▶ To be done
All the records that follow need to be reproduced exactly. Omit the images.

▶ Extracted material
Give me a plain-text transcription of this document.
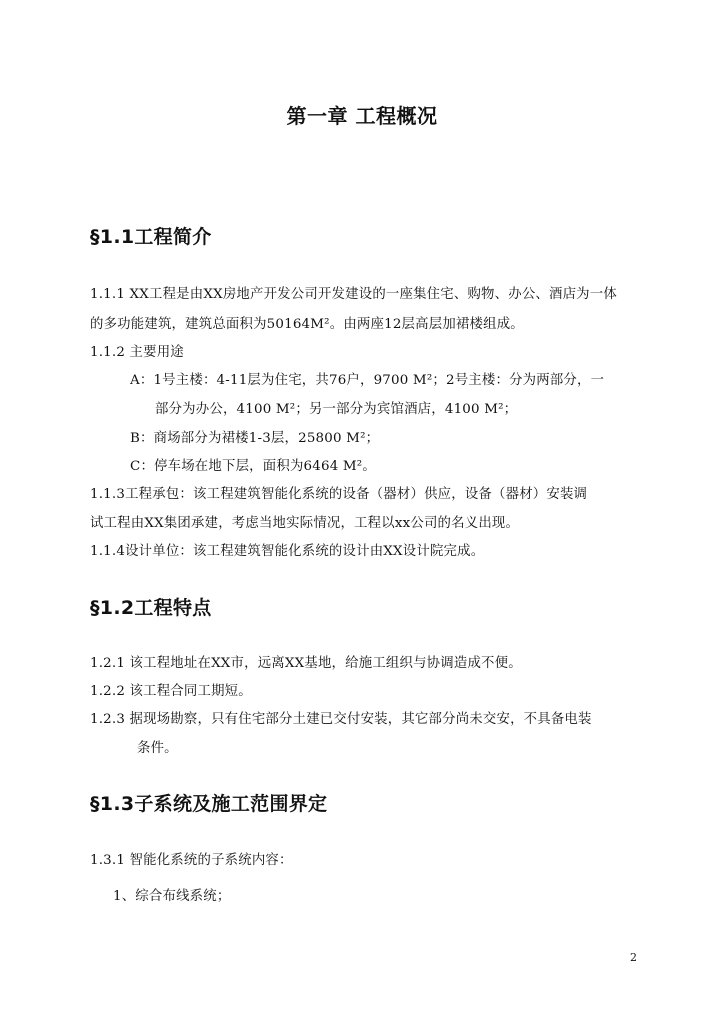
第一章 工程概况
§1.1工程简介
1.1.1 XX工程是由XX房地产开发公司开发建设的一座集住宅、购物、办公、酒店为一体
的多功能建筑，建筑总面积为50164M²。由两座12层高层加裙楼组成。
1.1.2 主要用途
A：1号主楼：4-11层为住宅，共76户，9700 M²；2号主楼：分为两部分，一
部分为办公，4100 M²；另一部分为宾馆酒店，4100 M²；
B：商场部分为裙楼1-3层，25800 M²；
C：停车场在地下层，面积为6464 M²。
1.1.3工程承包：该工程建筑智能化系统的设备（器材）供应，设备（器材）安装调
试工程由XX集团承建，考虑当地实际情况，工程以xx公司的名义出现。
1.1.4设计单位：该工程建筑智能化系统的设计由XX设计院完成。
§1.2工程特点
1.2.1 该工程地址在XX市，远离XX基地，给施工组织与协调造成不便。
1.2.2 该工程合同工期短。
1.2.3 据现场勘察，只有住宅部分土建已交付安装，其它部分尚未交安，不具备电装
条件。
§1.3子系统及施工范围界定
1.3.1 智能化系统的子系统内容：
1、综合布线系统；
2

▶ Response
Give me a plain-text transcription of this document.
第一章 工程概况
§1.1工程简介
1.1.1 XX工程是由XX房地产开发公司开发建设的一座集住宅、购物、办公、酒店为一体
的多功能建筑，建筑总面积为50164M²。由两座12层高层加裙楼组成。
1.1.2 主要用途
A：1号主楼：4-11层为住宅，共76户，9700 M²；2号主楼：分为两部分，一
部分为办公，4100 M²；另一部分为宾馆酒店，4100 M²；
B：商场部分为裙楼1-3层，25800 M²；
C：停车场在地下层，面积为6464 M²。
1.1.3工程承包：该工程建筑智能化系统的设备（器材）供应，设备（器材）安装调
试工程由XX集团承建，考虑当地实际情况，工程以xx公司的名义出现。
1.1.4设计单位：该工程建筑智能化系统的设计由XX设计院完成。
§1.2工程特点
1.2.1 该工程地址在XX市，远离XX基地，给施工组织与协调造成不便。
1.2.2 该工程合同工期短。
1.2.3 据现场勘察，只有住宅部分土建已交付安装，其它部分尚未交安，不具备电装
条件。
§1.3子系统及施工范围界定
1.3.1 智能化系统的子系统内容：
1、综合布线系统；
2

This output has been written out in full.